◆ Stated goal ◆
From the listing that follows, output everything exactly except the pictures.

Start

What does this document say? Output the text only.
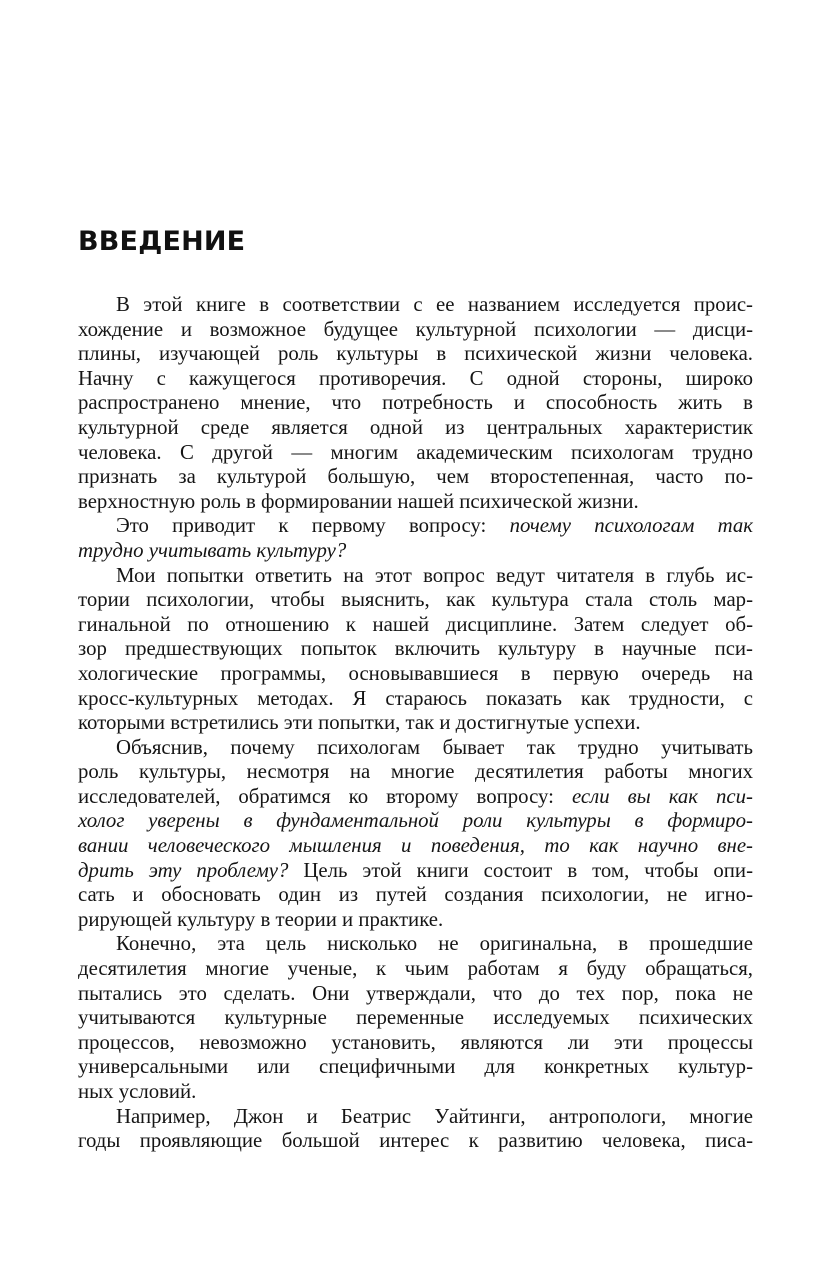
ВВЕДЕНИЕ

В этой книге в соответствии с ее названием исследуется проис-
хождение и возможное будущее культурной психологии — дисци-
плины, изучающей роль культуры в психической жизни человека.
Начну с кажущегося противоречия. С одной стороны, широко
распространено мнение, что потребность и способность жить в
культурной среде является одной из центральных характеристик
человека. С другой — многим академическим психологам трудно
признать за культурой большую, чем второстепенная, часто по-
верхностную роль в формировании нашей психической жизни.

Это приводит к первому вопросу: почему психологам так
трудно учитывать культуру?

Мои попытки ответить на этот вопрос ведут читателя в глубь ис-
тории психологии, чтобы выяснить, как культура стала столь мар-
гинальной по отношению к нашей дисциплине. Затем следует об-
зор предшествующих попыток включить культуру в научные пси-
хологические программы, основывавшиеся в первую очередь на
кросс-культурных методах. Я стараюсь показать как трудности, с
которыми встретились эти попытки, так и достигнутые успехи.

Объяснив, почему психологам бывает так трудно учитывать
роль культуры, несмотря на многие десятилетия работы многих
исследователей, обратимся ко второму вопросу: если вы как пси-
холог уверены в фундаментальной роли культуры в формиро-
вании человеческого мышления и поведения, то как научно вне-
дрить эту проблему? Цель этой книги состоит в том, чтобы опи-
сать и обосновать один из путей создания психологии, не игно-
рирующей культуру в теории и практике.

Конечно, эта цель нисколько не оригинальна, в прошедшие
десятилетия многие ученые, к чьим работам я буду обращаться,
пытались это сделать. Они утверждали, что до тех пор, пока не
учитываются культурные переменные исследуемых психических
процессов, невозможно установить, являются ли эти процессы
универсальными или специфичными для конкретных культур-
ных условий.

Например, Джон и Беатрис Уайтинги, антропологи, многие
годы проявляющие большой интерес к развитию человека, писа-
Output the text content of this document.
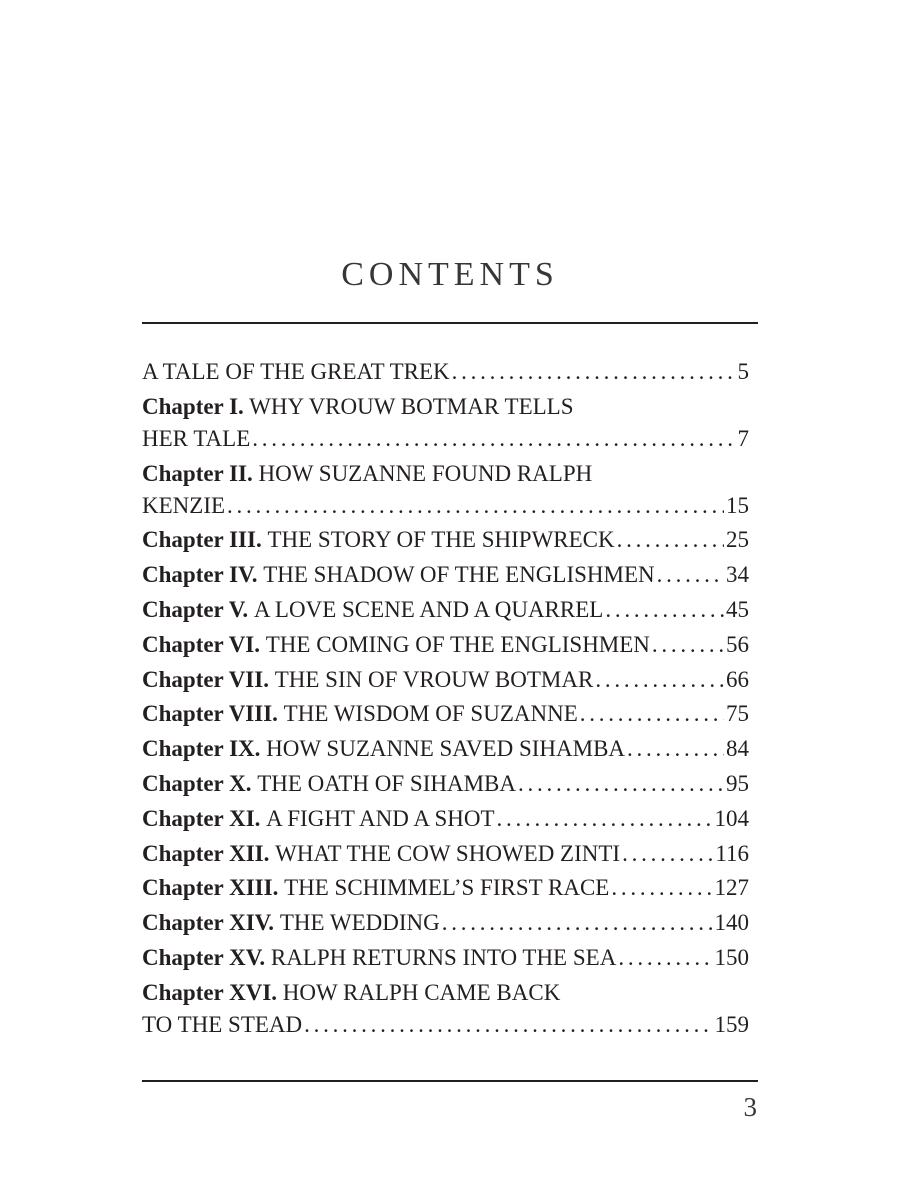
CONTENTS
A TALE OF THE GREAT TREK . . .	5
Chapter I. WHY VROUW BOTMAR TELLS
HER TALE . . .	7
Chapter II. HOW SUZANNE FOUND RALPH
KENZIE . . .	15
Chapter III.
THE STORY OF THE SHIPWRECK . . .	25
Chapter IV.
THE SHADOW OF THE ENGLISHMEN . . .	34
Chapter V.
A LOVE SCENE AND A QUARREL . . .	45
Chapter VI.
THE COMING OF THE ENGLISHMEN . . .	56
Chapter VII.
THE SIN OF VROUW BOTMAR . . .	66
Chapter VIII.
THE WISDOM OF SUZANNE . . .	75
Chapter IX.
HOW SUZANNE SAVED SIHAMBA . . .	84
Chapter X.
THE OATH OF SIHAMBA . . .	95
Chapter XI.
A FIGHT AND A SHOT . . .	104
Chapter XII.
WHAT THE COW SHOWED ZINTI . . .	116
Chapter XIII.
THE SCHIMMEL’S FIRST RACE . . .	127
Chapter XIV.
THE WEDDING . . .	140
Chapter XV.
RALPH RETURNS INTO THE SEA . . .	150
Chapter XVI. HOW RALPH CAME BACK
TO THE STEAD . . .	159
3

End

◆ The output ◆
What does this document say? Output the text only.
ВВЕДЕНИЕ

В этой книге в соответствии с ее названием исследуется проис-
хождение и возможное будущее культурной психологии — дисци-
плины, изучающей роль культуры в психической жизни человека.
Начну с кажущегося противоречия. С одной стороны, широко
распространено мнение, что потребность и способность жить в
культурной среде является одной из центральных характеристик
человека. С другой — многим академическим психологам трудно
признать за культурой большую, чем второстепенная, часто по-
верхностную роль в формировании нашей психической жизни.

Это приводит к первому вопросу: почему психологам так
трудно учитывать культуру?

Мои попытки ответить на этот вопрос ведут читателя в глубь ис-
тории психологии, чтобы выяснить, как культура стала столь мар-
гинальной по отношению к нашей дисциплине. Затем следует об-
зор предшествующих попыток включить культуру в научные пси-
хологические программы, основывавшиеся в первую очередь на
кросс-культурных методах. Я стараюсь показать как трудности, с
которыми встретились эти попытки, так и достигнутые успехи.

Объяснив, почему психологам бывает так трудно учитывать
роль культуры, несмотря на многие десятилетия работы многих
исследователей, обратимся ко второму вопросу: если вы как пси-
холог уверены в фундаментальной роли культуры в формиро-
вании человеческого мышления и поведения, то как научно вне-
дрить эту проблему? Цель этой книги состоит в том, чтобы опи-
сать и обосновать один из путей создания психологии, не игно-
рирующей культуру в теории и практике.

Конечно, эта цель нисколько не оригинальна, в прошедшие
десятилетия многие ученые, к чьим работам я буду обращаться,
пытались это сделать. Они утверждали, что до тех пор, пока не
учитываются культурные переменные исследуемых психических
процессов, невозможно установить, являются ли эти процессы
универсальными или специфичными для конкретных культур-
ных условий.

Например, Джон и Беатрис Уайтинги, антропологи, многие
годы проявляющие большой интерес к развитию человека, писа-
Output the text content of this document.
CONTENTS
A TALE OF THE GREAT TREK . . .	5
Chapter I. WHY VROUW BOTMAR TELLS
HER TALE . . .	7
Chapter II. HOW SUZANNE FOUND RALPH
KENZIE . . .	15
Chapter III.
THE STORY OF THE SHIPWRECK . . .	25
Chapter IV.
THE SHADOW OF THE ENGLISHMEN . . .	34
Chapter V.
A LOVE SCENE AND A QUARREL . . .	45
Chapter VI.
THE COMING OF THE ENGLISHMEN . . .	56
Chapter VII.
THE SIN OF VROUW BOTMAR . . .	66
Chapter VIII.
THE WISDOM OF SUZANNE . . .	75
Chapter IX.
HOW SUZANNE SAVED SIHAMBA . . .	84
Chapter X.
THE OATH OF SIHAMBA . . .	95
Chapter XI.
A FIGHT AND A SHOT . . .	104
Chapter XII.
WHAT THE COW SHOWED ZINTI . . .	116
Chapter XIII.
THE SCHIMMEL’S FIRST RACE . . .	127
Chapter XIV.
THE WEDDING . . .	140
Chapter XV.
RALPH RETURNS INTO THE SEA . . .	150
Chapter XVI. HOW RALPH CAME BACK
TO THE STEAD . . .	159
3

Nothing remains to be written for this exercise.